INSTRUCTIONS TO FOLLOW: Copy each line in which the string "Amazon" occurs.

DATA PROVIDED:
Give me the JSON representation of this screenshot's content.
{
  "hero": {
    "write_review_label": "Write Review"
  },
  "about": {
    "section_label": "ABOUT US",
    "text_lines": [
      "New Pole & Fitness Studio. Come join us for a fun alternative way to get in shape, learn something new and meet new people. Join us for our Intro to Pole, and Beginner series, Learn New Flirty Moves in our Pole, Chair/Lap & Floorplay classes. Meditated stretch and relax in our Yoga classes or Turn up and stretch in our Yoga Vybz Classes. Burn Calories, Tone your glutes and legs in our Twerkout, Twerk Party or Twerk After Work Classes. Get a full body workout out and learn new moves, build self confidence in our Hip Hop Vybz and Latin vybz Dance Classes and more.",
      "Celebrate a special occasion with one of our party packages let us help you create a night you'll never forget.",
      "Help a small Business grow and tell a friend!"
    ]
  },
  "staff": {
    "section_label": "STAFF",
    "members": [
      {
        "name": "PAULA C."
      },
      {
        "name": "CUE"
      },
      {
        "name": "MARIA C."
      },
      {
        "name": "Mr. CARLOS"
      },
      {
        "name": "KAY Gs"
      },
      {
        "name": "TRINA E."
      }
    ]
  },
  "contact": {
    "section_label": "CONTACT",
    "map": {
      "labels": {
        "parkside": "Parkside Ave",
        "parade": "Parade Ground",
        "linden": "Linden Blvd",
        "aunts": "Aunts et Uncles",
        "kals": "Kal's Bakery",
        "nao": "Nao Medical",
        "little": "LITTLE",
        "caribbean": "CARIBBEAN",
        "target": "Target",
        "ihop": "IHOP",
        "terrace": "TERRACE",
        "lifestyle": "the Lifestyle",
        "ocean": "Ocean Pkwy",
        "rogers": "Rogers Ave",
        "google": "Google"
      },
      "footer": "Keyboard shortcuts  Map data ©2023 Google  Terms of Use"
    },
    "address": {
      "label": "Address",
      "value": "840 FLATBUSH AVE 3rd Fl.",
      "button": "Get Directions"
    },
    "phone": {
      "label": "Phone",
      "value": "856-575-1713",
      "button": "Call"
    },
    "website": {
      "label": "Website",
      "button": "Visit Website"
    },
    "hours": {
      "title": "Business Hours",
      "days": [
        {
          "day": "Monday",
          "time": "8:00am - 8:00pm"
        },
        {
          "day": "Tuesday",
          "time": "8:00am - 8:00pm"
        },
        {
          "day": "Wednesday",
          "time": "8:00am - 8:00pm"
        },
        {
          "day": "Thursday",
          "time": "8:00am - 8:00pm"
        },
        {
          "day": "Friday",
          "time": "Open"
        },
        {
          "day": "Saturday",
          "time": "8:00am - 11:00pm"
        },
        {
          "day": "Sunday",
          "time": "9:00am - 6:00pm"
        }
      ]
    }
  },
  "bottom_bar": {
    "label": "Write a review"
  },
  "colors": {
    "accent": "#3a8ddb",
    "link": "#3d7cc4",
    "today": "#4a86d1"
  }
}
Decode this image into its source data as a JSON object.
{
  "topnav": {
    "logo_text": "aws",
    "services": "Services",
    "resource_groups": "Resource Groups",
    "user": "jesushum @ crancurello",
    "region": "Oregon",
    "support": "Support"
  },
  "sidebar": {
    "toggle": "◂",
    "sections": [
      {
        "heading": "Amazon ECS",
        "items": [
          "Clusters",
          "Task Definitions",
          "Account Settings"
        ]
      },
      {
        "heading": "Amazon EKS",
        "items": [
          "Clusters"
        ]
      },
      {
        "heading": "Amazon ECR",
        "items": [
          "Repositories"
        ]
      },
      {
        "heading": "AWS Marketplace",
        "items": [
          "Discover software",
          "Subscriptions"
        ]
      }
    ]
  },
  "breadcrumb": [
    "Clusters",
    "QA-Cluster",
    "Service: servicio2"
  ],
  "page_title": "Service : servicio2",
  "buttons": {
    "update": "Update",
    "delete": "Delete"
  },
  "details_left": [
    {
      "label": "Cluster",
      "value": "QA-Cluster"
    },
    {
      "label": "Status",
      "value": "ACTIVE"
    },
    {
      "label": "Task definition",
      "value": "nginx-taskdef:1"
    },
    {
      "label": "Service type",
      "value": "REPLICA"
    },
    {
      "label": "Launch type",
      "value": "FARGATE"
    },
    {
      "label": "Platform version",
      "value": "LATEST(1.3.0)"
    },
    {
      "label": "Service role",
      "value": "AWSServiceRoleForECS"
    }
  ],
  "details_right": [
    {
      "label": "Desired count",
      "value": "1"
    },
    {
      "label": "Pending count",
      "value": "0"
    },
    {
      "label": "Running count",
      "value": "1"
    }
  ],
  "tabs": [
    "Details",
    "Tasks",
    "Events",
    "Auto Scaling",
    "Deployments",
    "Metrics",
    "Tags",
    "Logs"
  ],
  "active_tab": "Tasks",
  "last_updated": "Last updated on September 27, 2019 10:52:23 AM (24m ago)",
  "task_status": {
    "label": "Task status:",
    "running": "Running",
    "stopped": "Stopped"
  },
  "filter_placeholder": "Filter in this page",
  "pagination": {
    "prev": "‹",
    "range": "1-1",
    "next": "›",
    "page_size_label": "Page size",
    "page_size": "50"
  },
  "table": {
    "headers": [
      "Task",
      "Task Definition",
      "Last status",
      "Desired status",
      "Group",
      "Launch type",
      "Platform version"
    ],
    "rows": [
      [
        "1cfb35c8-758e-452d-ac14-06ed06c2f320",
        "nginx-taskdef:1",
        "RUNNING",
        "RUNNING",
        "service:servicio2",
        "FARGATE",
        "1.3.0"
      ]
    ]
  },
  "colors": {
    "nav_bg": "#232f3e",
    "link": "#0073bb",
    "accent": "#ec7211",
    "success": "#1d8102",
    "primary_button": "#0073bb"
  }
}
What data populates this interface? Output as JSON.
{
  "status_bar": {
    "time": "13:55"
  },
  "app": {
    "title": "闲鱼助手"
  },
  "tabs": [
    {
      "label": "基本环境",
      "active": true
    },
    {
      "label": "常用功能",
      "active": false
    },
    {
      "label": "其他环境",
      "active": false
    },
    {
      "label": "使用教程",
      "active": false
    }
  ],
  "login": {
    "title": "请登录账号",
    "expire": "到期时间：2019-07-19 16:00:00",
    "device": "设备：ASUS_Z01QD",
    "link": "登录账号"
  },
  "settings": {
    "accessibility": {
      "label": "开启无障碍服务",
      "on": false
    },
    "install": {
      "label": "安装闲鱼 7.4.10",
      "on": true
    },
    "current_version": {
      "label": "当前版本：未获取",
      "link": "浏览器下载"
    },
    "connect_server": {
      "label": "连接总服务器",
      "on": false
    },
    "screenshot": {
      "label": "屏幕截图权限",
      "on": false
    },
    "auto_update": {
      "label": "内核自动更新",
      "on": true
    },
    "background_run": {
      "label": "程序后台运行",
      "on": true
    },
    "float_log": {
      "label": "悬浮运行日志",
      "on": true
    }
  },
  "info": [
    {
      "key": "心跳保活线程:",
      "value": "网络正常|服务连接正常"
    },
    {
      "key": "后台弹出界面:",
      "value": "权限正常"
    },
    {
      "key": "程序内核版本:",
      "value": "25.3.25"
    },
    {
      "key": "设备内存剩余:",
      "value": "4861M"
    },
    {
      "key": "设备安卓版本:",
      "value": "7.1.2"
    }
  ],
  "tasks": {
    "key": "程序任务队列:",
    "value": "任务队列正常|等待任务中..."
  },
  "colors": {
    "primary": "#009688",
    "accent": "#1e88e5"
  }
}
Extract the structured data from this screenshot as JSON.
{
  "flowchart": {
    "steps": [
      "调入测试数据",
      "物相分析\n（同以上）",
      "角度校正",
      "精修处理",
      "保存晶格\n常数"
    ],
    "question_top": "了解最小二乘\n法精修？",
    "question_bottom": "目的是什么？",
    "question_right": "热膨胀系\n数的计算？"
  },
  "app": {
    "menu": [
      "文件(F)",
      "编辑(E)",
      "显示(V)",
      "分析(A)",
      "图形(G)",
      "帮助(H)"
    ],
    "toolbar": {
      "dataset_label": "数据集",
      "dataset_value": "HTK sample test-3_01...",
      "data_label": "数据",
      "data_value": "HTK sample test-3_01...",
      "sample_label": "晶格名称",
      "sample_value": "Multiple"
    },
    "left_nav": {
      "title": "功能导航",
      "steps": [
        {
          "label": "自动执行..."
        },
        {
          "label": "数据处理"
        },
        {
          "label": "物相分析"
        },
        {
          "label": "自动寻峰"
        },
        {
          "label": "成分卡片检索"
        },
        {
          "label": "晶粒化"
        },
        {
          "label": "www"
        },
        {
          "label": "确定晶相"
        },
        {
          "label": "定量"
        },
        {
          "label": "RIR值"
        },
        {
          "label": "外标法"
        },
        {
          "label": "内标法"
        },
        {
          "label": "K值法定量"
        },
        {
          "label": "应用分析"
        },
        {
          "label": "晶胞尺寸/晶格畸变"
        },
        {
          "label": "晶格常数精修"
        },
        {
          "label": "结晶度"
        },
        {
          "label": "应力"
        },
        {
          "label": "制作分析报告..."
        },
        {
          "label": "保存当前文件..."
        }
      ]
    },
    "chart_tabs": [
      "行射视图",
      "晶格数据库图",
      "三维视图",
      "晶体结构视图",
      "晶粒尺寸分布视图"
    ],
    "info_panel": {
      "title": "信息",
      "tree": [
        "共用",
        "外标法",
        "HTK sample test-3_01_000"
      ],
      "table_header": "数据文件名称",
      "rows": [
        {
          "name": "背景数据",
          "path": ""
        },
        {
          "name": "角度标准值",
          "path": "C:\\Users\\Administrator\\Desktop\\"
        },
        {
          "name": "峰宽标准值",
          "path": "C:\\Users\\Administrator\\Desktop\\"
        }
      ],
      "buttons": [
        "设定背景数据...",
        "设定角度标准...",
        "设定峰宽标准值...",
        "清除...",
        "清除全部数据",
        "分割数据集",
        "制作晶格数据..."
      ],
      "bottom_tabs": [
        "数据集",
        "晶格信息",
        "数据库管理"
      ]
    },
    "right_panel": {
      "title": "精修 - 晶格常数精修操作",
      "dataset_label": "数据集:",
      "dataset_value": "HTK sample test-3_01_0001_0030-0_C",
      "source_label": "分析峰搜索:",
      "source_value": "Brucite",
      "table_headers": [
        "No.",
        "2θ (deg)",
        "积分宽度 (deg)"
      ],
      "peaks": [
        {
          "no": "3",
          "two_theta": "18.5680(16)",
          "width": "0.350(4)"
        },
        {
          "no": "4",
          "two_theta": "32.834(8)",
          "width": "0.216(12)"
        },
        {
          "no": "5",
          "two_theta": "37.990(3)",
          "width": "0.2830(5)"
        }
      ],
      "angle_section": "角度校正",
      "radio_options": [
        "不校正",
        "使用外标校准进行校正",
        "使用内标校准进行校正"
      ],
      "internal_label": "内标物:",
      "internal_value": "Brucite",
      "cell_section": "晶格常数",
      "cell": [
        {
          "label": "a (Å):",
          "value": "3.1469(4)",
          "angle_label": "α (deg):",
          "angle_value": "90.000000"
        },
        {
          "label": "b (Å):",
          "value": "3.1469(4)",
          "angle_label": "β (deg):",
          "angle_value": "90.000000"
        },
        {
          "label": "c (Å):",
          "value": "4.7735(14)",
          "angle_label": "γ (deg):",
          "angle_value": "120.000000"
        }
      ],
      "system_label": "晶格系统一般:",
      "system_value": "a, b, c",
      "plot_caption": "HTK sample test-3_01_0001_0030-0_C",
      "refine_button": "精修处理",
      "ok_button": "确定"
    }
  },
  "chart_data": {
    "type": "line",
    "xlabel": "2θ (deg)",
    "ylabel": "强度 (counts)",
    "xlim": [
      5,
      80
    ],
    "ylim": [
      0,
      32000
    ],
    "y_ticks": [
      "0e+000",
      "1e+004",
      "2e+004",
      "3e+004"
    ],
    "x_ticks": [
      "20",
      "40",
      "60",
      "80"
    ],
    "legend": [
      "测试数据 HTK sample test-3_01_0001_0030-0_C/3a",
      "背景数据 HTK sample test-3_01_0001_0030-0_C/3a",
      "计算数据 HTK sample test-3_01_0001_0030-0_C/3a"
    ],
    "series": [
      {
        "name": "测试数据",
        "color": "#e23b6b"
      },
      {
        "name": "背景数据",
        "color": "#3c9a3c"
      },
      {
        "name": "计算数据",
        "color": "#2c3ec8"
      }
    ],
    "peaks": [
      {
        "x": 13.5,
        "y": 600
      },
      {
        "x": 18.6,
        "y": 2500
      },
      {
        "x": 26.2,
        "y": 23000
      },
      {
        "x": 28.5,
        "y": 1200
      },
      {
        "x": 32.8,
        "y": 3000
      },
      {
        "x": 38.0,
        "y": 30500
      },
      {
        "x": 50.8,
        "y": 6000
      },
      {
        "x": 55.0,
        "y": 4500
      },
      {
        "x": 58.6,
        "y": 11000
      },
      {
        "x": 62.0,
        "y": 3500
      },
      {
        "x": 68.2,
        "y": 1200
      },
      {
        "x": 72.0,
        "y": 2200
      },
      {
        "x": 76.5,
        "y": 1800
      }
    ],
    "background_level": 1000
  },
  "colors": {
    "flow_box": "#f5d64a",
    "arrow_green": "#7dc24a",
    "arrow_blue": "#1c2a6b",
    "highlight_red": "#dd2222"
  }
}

EXERCISE RESULT:
        "heading": "Amazon ECS",
        "heading": "Amazon EKS",
        "heading": "Amazon ECR",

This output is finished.